[Begin EXTRACT TO READ]
Institute of Contemporary Arts
A figure in pink and white clothes blends into the wall, against a pink and white branded display of logos.
Defences of Animals, Clara Saito / Harun Morrison, 2022, performance documentation.
Photo: James Allan

Welcome to an afternoon of thinking through practice on the way visitors move in institutions, and how institutions move.  

In an art institutional space, how do signs, maps, labels, panels, the architecture, the objects on display determine our thinking? How do our bodies relate to these ‘choreographic instructions’, and to the people visiting around us?  

In art galleries and museums, the presence of our bodies in space is always political. As visitors, our identities are in constant negotiation with the implicit or explicit narratives (gendered, racial, class, colonial) of the space.  As Sara Ahmed notes, to be ‘welcomed’ means that you are a guest, while the institution is the host and, therefore, you are not at home.  

As professionals working in art institutions, what are our choreographies of working in the office, the box office, the meeting room? What are these ‘practices’, and how do they shape and direct our thinking and our decision-making? 

The event will feature movement-focused artistic practice, collective discussions, and presentations from industry professionals on audience monitoring, evaluation and public engagement projects.  

With contributions from:

CHA X5 
Tara Fatehi Irani 
Harun Morrison 
Jemima Yong and Anahi Saravia Herrera  
Alisa Oleva 
Sara Ruddock 
Richard Martin, Siobhan Forshaw, Luke Gregory-Jones (Whitechapel Gallery) 
Melissa Bentley and Marie Hobson (Victoria and Albert Museum) 

Free for Techne students. Register via the Techne mailing list


Programme

We warmly encourage attendees to participate in the whole afternoon and not attend individual sessions, but please do step out if you need quiet time.  

Print works by CHA X5 are on display in the space. Jemima Yong & Anahi Saravia Herrera will hand out ‘visitor surveys’ at the end.

1 – 1:25 pm  Welcome, spatial game.

1:30 – 1:50 pm  Marie Hobson (V&A): verbal and visual presentation.

1:55 – 2:20 pm  Richard Martin, Luke Gregory Jones (Whitechapel Gallery): verbal and visual presentation.

2:25 – 2:45 pm  Break

2:45 – 3:30 pm  Take part in a movement session with Sara Ruddock or explore walking and mapping scores outside the ICA with Alisa Oleva.

3:30 – 3:45 pm  Break

3:45 – 4 pm  Re-gathering, spatial game.

4 – 4:20 pm  Tara Fathei: video and verbal presentation.

4:20 – 4:30 pm  Harun Morrison: video and accompanying text.

4:40 – 5:20 pm  Discussion groups facilitated by Lorenza, Paul, Harun, and whoever wants to start one.  

5:20 – 5:30 pm  Close and thanks.
Curated and organised by Lorenza Peragine as part of the Techne PhD Fellowship at the ICA, with support from Paul Paschal. Supported by Techne, the University of Roehampton and the ICA.
[End EXTRACT TO READ]
[Begin EXTRACTED MATERIAL]
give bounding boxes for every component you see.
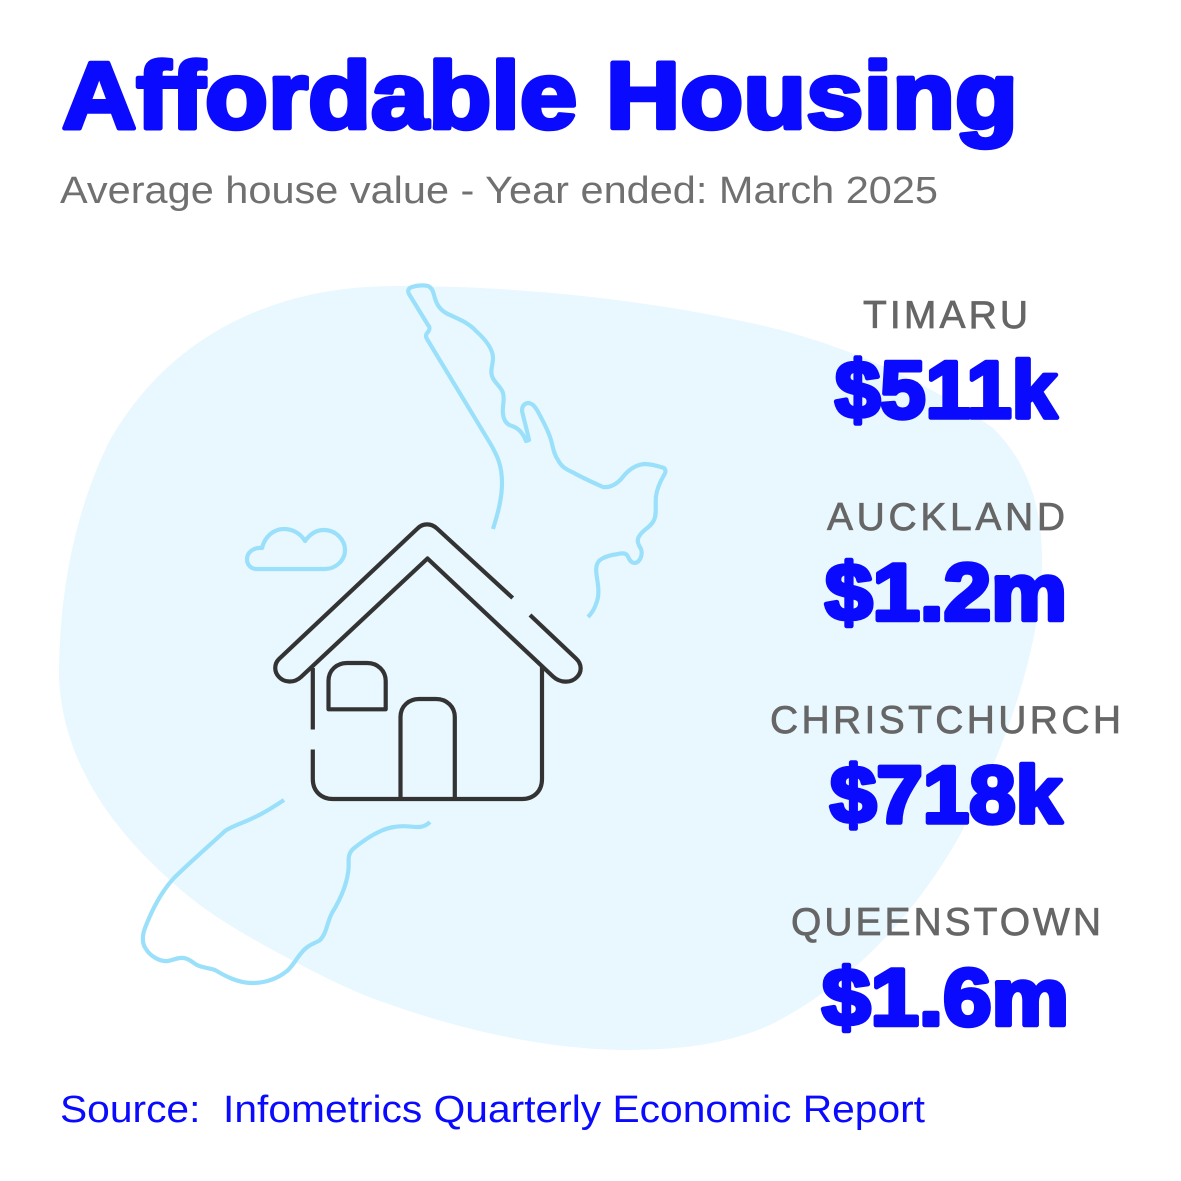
- stat: Timaru: [835, 294, 1058, 436]
- south island: [143, 800, 430, 983]
- stat: Christchurch: $718k: [830, 750, 1063, 840]
- stat: Queenstown: QUEENSTOWN: [791, 901, 1101, 944]
- stat: Christchurch: CHRISTCHURCH: [770, 699, 1121, 742]
- stat: Christchurch: [770, 699, 1121, 840]
- stat: Queenstown: [791, 901, 1101, 1043]
- background blob: [59, 286, 1042, 1050]
- stat: Timaru: $511k: [835, 346, 1058, 436]
- door: [400, 699, 455, 799]
- left wall: [313, 667, 542, 799]
- stat: Timaru: TIMARU: [863, 294, 1028, 337]
- north island: [408, 285, 666, 617]
- stat: Queenstown: $1.6m: [822, 953, 1069, 1043]
- roof: [275, 524, 581, 682]
- stat: Auckland: [825, 496, 1067, 638]
- title: Affordable Housing: [62, 43, 1018, 149]
- icon: house: [275, 524, 581, 799]
- icon: cloud: [247, 529, 345, 569]
- stat: Auckland: AUCKLAND: [827, 496, 1065, 539]
- stat: Auckland: $1.2m: [825, 548, 1067, 638]
- source note: Source: Infometrics Quarterly Economic Report: [60, 1089, 925, 1131]
- map: New Zealand outline: [143, 285, 665, 983]
- window: [328, 663, 386, 709]
- subtitle: Average house value - Year ended: March 2025: [60, 170, 938, 212]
[End EXTRACTED MATERIAL]
EXERCISE TASK A: Using the event page on how visitors move in institutions, answer each question on its own line: (i) Who is credited with the photo? (ii) What will Jemima Yong & Anahi Saravia Herrera hand out at the end? (iii) Who curated and organised the afternoon?
EXERCISE TASK B: Continue the event page on how visitors move in institutions, starting after its final sentence.

FINAL ANSWER A:
(i) James Allan
(ii) Visitor surveys
(iii) Lorenza Peragine

FINAL ANSWER B:
About the artists

Alisa Oleva is a multidisciplinary artist using performance strategies to explore everyday movement scores and collective walking practices. She works with the alternative audio guides for galleries and urban spaces, choreographies of the everyday movement in public spaces, urban choreographies, choreographies of tourist groups, the way the city moves us and how we move it. She is currently one of 12 artists part of the Another Route international fellowship at ArtsAdmin, London, and previously presented her work Walking Home at Performistanbul in Istanbul, Turkey (2020), Chisenhale Dance, and LADA.

CHA X5
are an arts collective based in Nottingham and London, currently composed of Rohanne Udall and Paul Paschal. They have been trying to make interesting things happen (performances, publications, workshops, exhibitions, radio broadcasts, etc.) since 2013. Sometimes they set up their own things and sometimes they work with institutions (David Roberts Art Foundation, Siobhan Davies Studios, LADA, PACT Zollverein, Iniva, Primary, Sadlers Wells Theatre, etc.). They are currently interested in: acting, bookmaking, demons, holding office, hosting, moral rhetoric, overcare, poetry, ugly feeling.

Harun Morrison is an artist and writer based in London and currently an associate artist with Greenpeace UK. His forthcoming novel The Escape Artist will be published by Book Works in 2024. Harun has recently staged the performance Nothing Special at Centrale Fies at MAXXI, Rome. He is currently exhibiting Dolphin Head Mountain alongside a new performance work, Defences of Animals, at the Horniman Museum. Harun continues to develop a garden for Mind Sheffield, a mental health support service, as part of the Art Catalyst research programme Emergent Ecologies and circulate the publication Environmental Justice Questions.

Jemima Yong and Anahí Saravia Herrera make work that creatively interprets political situations and feelings. Between them, they hold experience as performance makers, curators, writers and community organizers. Jemima and Anahi are interested in creatively reflecting on their felt experience of power structures as women, migrants, cultural workers and ambiguously young people. They gravitate towards creating work that involves the act of making things public and making the covert or insidious explicit. They like to laugh when they do this, so humour is also important. Currently, Yong and Herrera are working on a research as performance project called RAGE ON STAGE, which is about the many layers and expressions of feminist anger. They live and work in London (for now).

Lorenza Peragine is a AHRC/Techne-funded PhD student in Dance at the University of Roehampton, London, researching everyday choreographies in art institutional spaces. In 2022-2023, she was a PhD Fellow at the ICA, focusing on racial and social injustice in art institutions. As an artist and producer in London for the past 10 years, she has devised and collaborated with other artists to realise performances, exhibitions, and festivals. She has also worked in museums and galleries as visitor assistant, evaluator/interviewer, marketing officer, and cataloguing and packing collection objects. Her academic background is in history of art and museum studies (University of Bologna, Italy), and dance practice and performance theory (Trinity Laban).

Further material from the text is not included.